_Dataset records on visual material:_
━━━━━━━━━━━━━━━━━━━━

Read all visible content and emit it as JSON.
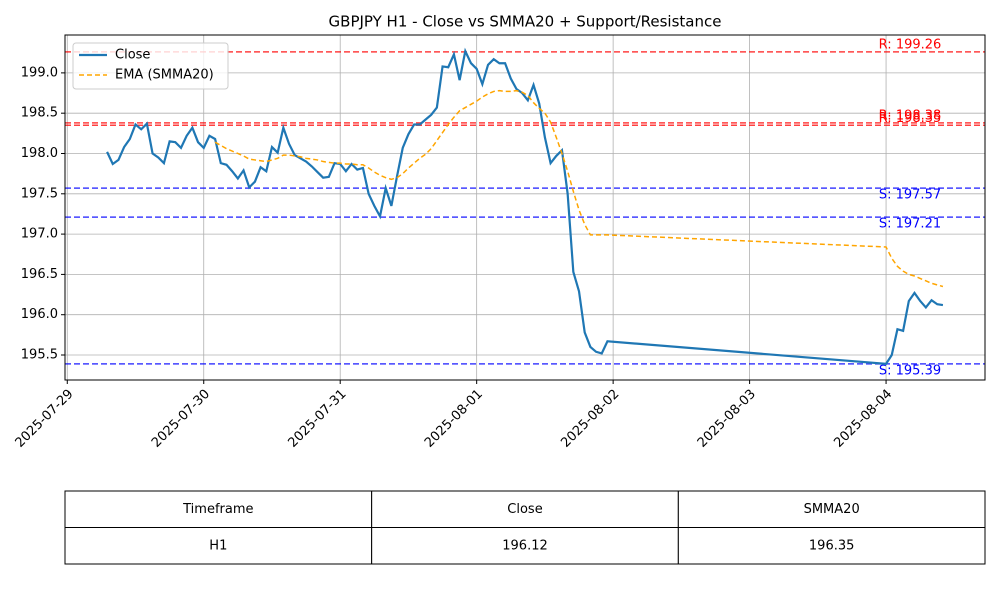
{
  "chart_data": {
    "type": "line",
    "title": "GBPJPY H1 - Close vs SMMA20 + Support/Resistance",
    "xlim": [
      -0.4,
      161.4
    ],
    "xticks": [
      {
        "value": 0,
        "label": "2025-07-29"
      },
      {
        "value": 24,
        "label": "2025-07-30"
      },
      {
        "value": 48,
        "label": "2025-07-31"
      },
      {
        "value": 72,
        "label": "2025-08-01"
      },
      {
        "value": 96,
        "label": "2025-08-02"
      },
      {
        "value": 120,
        "label": "2025-08-03"
      },
      {
        "value": 144,
        "label": "2025-08-04"
      }
    ],
    "ylim": [
      195.19,
      199.47
    ],
    "yticks": [
      195.5,
      {
        "value": 196.0,
        "label": "196.0"
      },
      196.5,
      {
        "value": 197.0,
        "label": "197.0"
      },
      197.5,
      {
        "value": 198.0,
        "label": "198.0"
      },
      198.5,
      {
        "value": 199.0,
        "label": "199.0"
      }
    ],
    "grid": true,
    "legend": "upper left",
    "series": [
      {
        "name": "Close",
        "color": "#1f77b4",
        "dash": false,
        "x": [
          7,
          8,
          9,
          10,
          11,
          12,
          13,
          14,
          15,
          16,
          17,
          18,
          19,
          20,
          21,
          22,
          23,
          24,
          25,
          26,
          27,
          28,
          29,
          30,
          31,
          32,
          33,
          34,
          35,
          36,
          37,
          38,
          39,
          40,
          41,
          42,
          43,
          44,
          45,
          46,
          47,
          48,
          49,
          50,
          51,
          52,
          53,
          54,
          55,
          56,
          57,
          58,
          59,
          60,
          61,
          62,
          63,
          64,
          65,
          66,
          67,
          68,
          69,
          70,
          71,
          72,
          73,
          74,
          75,
          76,
          77,
          78,
          79,
          80,
          81,
          82,
          83,
          84,
          85,
          86,
          87,
          88,
          89,
          90,
          91,
          92,
          93,
          94,
          95,
          144,
          145,
          146,
          147,
          148,
          149,
          150,
          151,
          152,
          153,
          154
        ],
        "values": [
          198.02,
          197.87,
          197.92,
          198.08,
          198.18,
          198.36,
          198.3,
          198.37,
          198.0,
          197.95,
          197.88,
          198.15,
          198.14,
          198.07,
          198.22,
          198.32,
          198.14,
          198.07,
          198.22,
          198.18,
          197.88,
          197.86,
          197.78,
          197.69,
          197.79,
          197.58,
          197.65,
          197.83,
          197.78,
          198.08,
          198.01,
          198.32,
          198.12,
          197.98,
          197.94,
          197.9,
          197.84,
          197.77,
          197.7,
          197.71,
          197.88,
          197.87,
          197.78,
          197.87,
          197.8,
          197.82,
          197.5,
          197.35,
          197.22,
          197.57,
          197.35,
          197.72,
          198.07,
          198.24,
          198.36,
          198.36,
          198.42,
          198.48,
          198.57,
          199.08,
          199.07,
          199.23,
          198.91,
          199.27,
          199.12,
          199.05,
          198.86,
          199.1,
          199.17,
          199.12,
          199.12,
          198.93,
          198.8,
          198.75,
          198.66,
          198.85,
          198.62,
          198.2,
          197.88,
          197.97,
          198.04,
          197.5,
          196.53,
          196.29,
          195.78,
          195.6,
          195.54,
          195.52,
          195.67,
          195.39,
          195.5,
          195.82,
          195.8,
          196.17,
          196.27,
          196.17,
          196.09,
          196.18,
          196.13,
          196.12
        ]
      },
      {
        "name": "EMA (SMMA20)",
        "color": "#ffa500",
        "dash": true,
        "x": [
          26,
          27,
          28,
          29,
          30,
          31,
          32,
          33,
          34,
          35,
          36,
          37,
          38,
          39,
          40,
          41,
          42,
          43,
          44,
          45,
          46,
          47,
          48,
          49,
          50,
          51,
          52,
          53,
          54,
          55,
          56,
          57,
          58,
          59,
          60,
          61,
          62,
          63,
          64,
          65,
          66,
          67,
          68,
          69,
          70,
          71,
          72,
          73,
          74,
          75,
          76,
          77,
          78,
          79,
          80,
          81,
          82,
          83,
          84,
          85,
          86,
          87,
          88,
          89,
          90,
          91,
          92,
          93,
          94,
          95,
          144,
          145,
          146,
          147,
          148,
          149,
          150,
          151,
          152,
          153,
          154
        ],
        "values": [
          198.14,
          198.1,
          198.06,
          198.03,
          198.0,
          197.97,
          197.93,
          197.92,
          197.91,
          197.9,
          197.92,
          197.94,
          197.98,
          197.98,
          197.97,
          197.96,
          197.94,
          197.93,
          197.92,
          197.9,
          197.89,
          197.88,
          197.88,
          197.87,
          197.87,
          197.86,
          197.86,
          197.82,
          197.77,
          197.73,
          197.7,
          197.68,
          197.7,
          197.75,
          197.82,
          197.88,
          197.94,
          197.99,
          198.06,
          198.16,
          198.26,
          198.36,
          198.45,
          198.53,
          198.57,
          198.61,
          198.65,
          198.7,
          198.74,
          198.77,
          198.78,
          198.77,
          198.77,
          198.78,
          198.76,
          198.72,
          198.63,
          198.56,
          198.5,
          198.39,
          198.2,
          198.0,
          197.78,
          197.53,
          197.3,
          197.12,
          196.99,
          196.99,
          196.99,
          196.99,
          196.84,
          196.7,
          196.6,
          196.54,
          196.5,
          196.48,
          196.45,
          196.42,
          196.39,
          196.37,
          196.35
        ]
      }
    ],
    "levels": [
      {
        "value": 199.26,
        "label": "R: 199.26",
        "color": "#ff0000"
      },
      {
        "value": 198.38,
        "label": "R: 198.38",
        "color": "#ff0000"
      },
      {
        "value": 198.35,
        "label": "R: 198.35",
        "color": "#ff0000"
      },
      {
        "value": 197.57,
        "label": "S: 197.57",
        "color": "#0000ff"
      },
      {
        "value": 197.21,
        "label": "S: 197.21",
        "color": "#0000ff"
      },
      {
        "value": 195.39,
        "label": "S: 195.39",
        "color": "#0000ff"
      }
    ]
  },
  "table": {
    "columns": [
      "Timeframe",
      "Close",
      "SMMA20"
    ],
    "rows": [
      [
        "H1",
        "196.12",
        "196.35"
      ]
    ]
  }
}
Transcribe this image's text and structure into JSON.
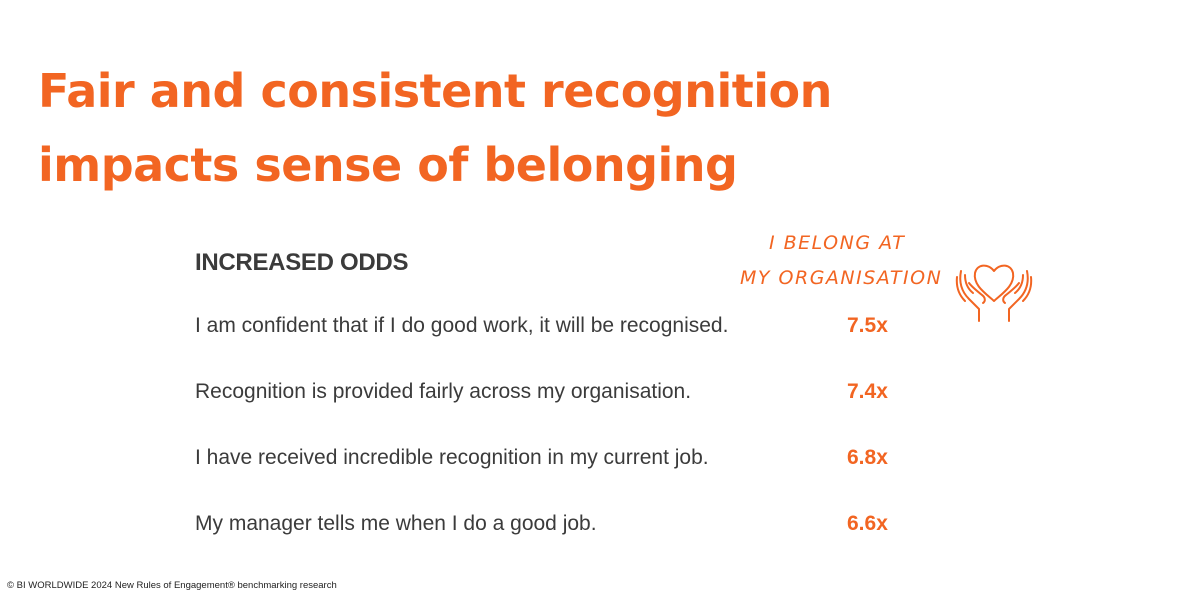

━━━━━━━━━━━━━━━━━━━━

_OBJECTIVE:_
Without the pictures, write out the whole listing above exactly as it appears.

_TASK SOLUTION:_
Read all visible content and emit it as JSON.
{
  "chart_data": {
    "type": "line",
    "title": "GBPJPY H1 - Close vs SMMA20 + Support/Resistance",
    "xlim": [
      -0.4,
      161.4
    ],
    "xticks": [
      {
        "value": 0,
        "label": "2025-07-29"
      },
      {
        "value": 24,
        "label": "2025-07-30"
      },
      {
        "value": 48,
        "label": "2025-07-31"
      },
      {
        "value": 72,
        "label": "2025-08-01"
      },
      {
        "value": 96,
        "label": "2025-08-02"
      },
      {
        "value": 120,
        "label": "2025-08-03"
      },
      {
        "value": 144,
        "label": "2025-08-04"
      }
    ],
    "ylim": [
      195.19,
      199.47
    ],
    "yticks": [
      195.5,
      {
        "value": 196.0,
        "label": "196.0"
      },
      196.5,
      {
        "value": 197.0,
        "label": "197.0"
      },
      197.5,
      {
        "value": 198.0,
        "label": "198.0"
      },
      198.5,
      {
        "value": 199.0,
        "label": "199.0"
      }
    ],
    "grid": true,
    "legend": "upper left",
    "series": [
      {
        "name": "Close",
        "color": "#1f77b4",
        "dash": false,
        "x": [
          7,
          8,
          9,
          10,
          11,
          12,
          13,
          14,
          15,
          16,
          17,
          18,
          19,
          20,
          21,
          22,
          23,
          24,
          25,
          26,
          27,
          28,
          29,
          30,
          31,
          32,
          33,
          34,
          35,
          36,
          37,
          38,
          39,
          40,
          41,
          42,
          43,
          44,
          45,
          46,
          47,
          48,
          49,
          50,
          51,
          52,
          53,
          54,
          55,
          56,
          57,
          58,
          59,
          60,
          61,
          62,
          63,
          64,
          65,
          66,
          67,
          68,
          69,
          70,
          71,
          72,
          73,
          74,
          75,
          76,
          77,
          78,
          79,
          80,
          81,
          82,
          83,
          84,
          85,
          86,
          87,
          88,
          89,
          90,
          91,
          92,
          93,
          94,
          95,
          144,
          145,
          146,
          147,
          148,
          149,
          150,
          151,
          152,
          153,
          154
        ],
        "values": [
          198.02,
          197.87,
          197.92,
          198.08,
          198.18,
          198.36,
          198.3,
          198.37,
          198.0,
          197.95,
          197.88,
          198.15,
          198.14,
          198.07,
          198.22,
          198.32,
          198.14,
          198.07,
          198.22,
          198.18,
          197.88,
          197.86,
          197.78,
          197.69,
          197.79,
          197.58,
          197.65,
          197.83,
          197.78,
          198.08,
          198.01,
          198.32,
          198.12,
          197.98,
          197.94,
          197.9,
          197.84,
          197.77,
          197.7,
          197.71,
          197.88,
          197.87,
          197.78,
          197.87,
          197.8,
          197.82,
          197.5,
          197.35,
          197.22,
          197.57,
          197.35,
          197.72,
          198.07,
          198.24,
          198.36,
          198.36,
          198.42,
          198.48,
          198.57,
          199.08,
          199.07,
          199.23,
          198.91,
          199.27,
          199.12,
          199.05,
          198.86,
          199.1,
          199.17,
          199.12,
          199.12,
          198.93,
          198.8,
          198.75,
          198.66,
          198.85,
          198.62,
          198.2,
          197.88,
          197.97,
          198.04,
          197.5,
          196.53,
          196.29,
          195.78,
          195.6,
          195.54,
          195.52,
          195.67,
          195.39,
          195.5,
          195.82,
          195.8,
          196.17,
          196.27,
          196.17,
          196.09,
          196.18,
          196.13,
          196.12
        ]
      },
      {
        "name": "EMA (SMMA20)",
        "color": "#ffa500",
        "dash": true,
        "x": [
          26,
          27,
          28,
          29,
          30,
          31,
          32,
          33,
          34,
          35,
          36,
          37,
          38,
          39,
          40,
          41,
          42,
          43,
          44,
          45,
          46,
          47,
          48,
          49,
          50,
          51,
          52,
          53,
          54,
          55,
          56,
          57,
          58,
          59,
          60,
          61,
          62,
          63,
          64,
          65,
          66,
          67,
          68,
          69,
          70,
          71,
          72,
          73,
          74,
          75,
          76,
          77,
          78,
          79,
          80,
          81,
          82,
          83,
          84,
          85,
          86,
          87,
          88,
          89,
          90,
          91,
          92,
          93,
          94,
          95,
          144,
          145,
          146,
          147,
          148,
          149,
          150,
          151,
          152,
          153,
          154
        ],
        "values": [
          198.14,
          198.1,
          198.06,
          198.03,
          198.0,
          197.97,
          197.93,
          197.92,
          197.91,
          197.9,
          197.92,
          197.94,
          197.98,
          197.98,
          197.97,
          197.96,
          197.94,
          197.93,
          197.92,
          197.9,
          197.89,
          197.88,
          197.88,
          197.87,
          197.87,
          197.86,
          197.86,
          197.82,
          197.77,
          197.73,
          197.7,
          197.68,
          197.7,
          197.75,
          197.82,
          197.88,
          197.94,
          197.99,
          198.06,
          198.16,
          198.26,
          198.36,
          198.45,
          198.53,
          198.57,
          198.61,
          198.65,
          198.7,
          198.74,
          198.77,
          198.78,
          198.77,
          198.77,
          198.78,
          198.76,
          198.72,
          198.63,
          198.56,
          198.5,
          198.39,
          198.2,
          198.0,
          197.78,
          197.53,
          197.3,
          197.12,
          196.99,
          196.99,
          196.99,
          196.99,
          196.84,
          196.7,
          196.6,
          196.54,
          196.5,
          196.48,
          196.45,
          196.42,
          196.39,
          196.37,
          196.35
        ]
      }
    ],
    "levels": [
      {
        "value": 199.26,
        "label": "R: 199.26",
        "color": "#ff0000"
      },
      {
        "value": 198.38,
        "label": "R: 198.38",
        "color": "#ff0000"
      },
      {
        "value": 198.35,
        "label": "R: 198.35",
        "color": "#ff0000"
      },
      {
        "value": 197.57,
        "label": "S: 197.57",
        "color": "#0000ff"
      },
      {
        "value": 197.21,
        "label": "S: 197.21",
        "color": "#0000ff"
      },
      {
        "value": 195.39,
        "label": "S: 195.39",
        "color": "#0000ff"
      }
    ]
  },
  "table": {
    "columns": [
      "Timeframe",
      "Close",
      "SMMA20"
    ],
    "rows": [
      [
        "H1",
        "196.12",
        "196.35"
      ]
    ]
  }
}
Transcribe this image's text and structure into JSON.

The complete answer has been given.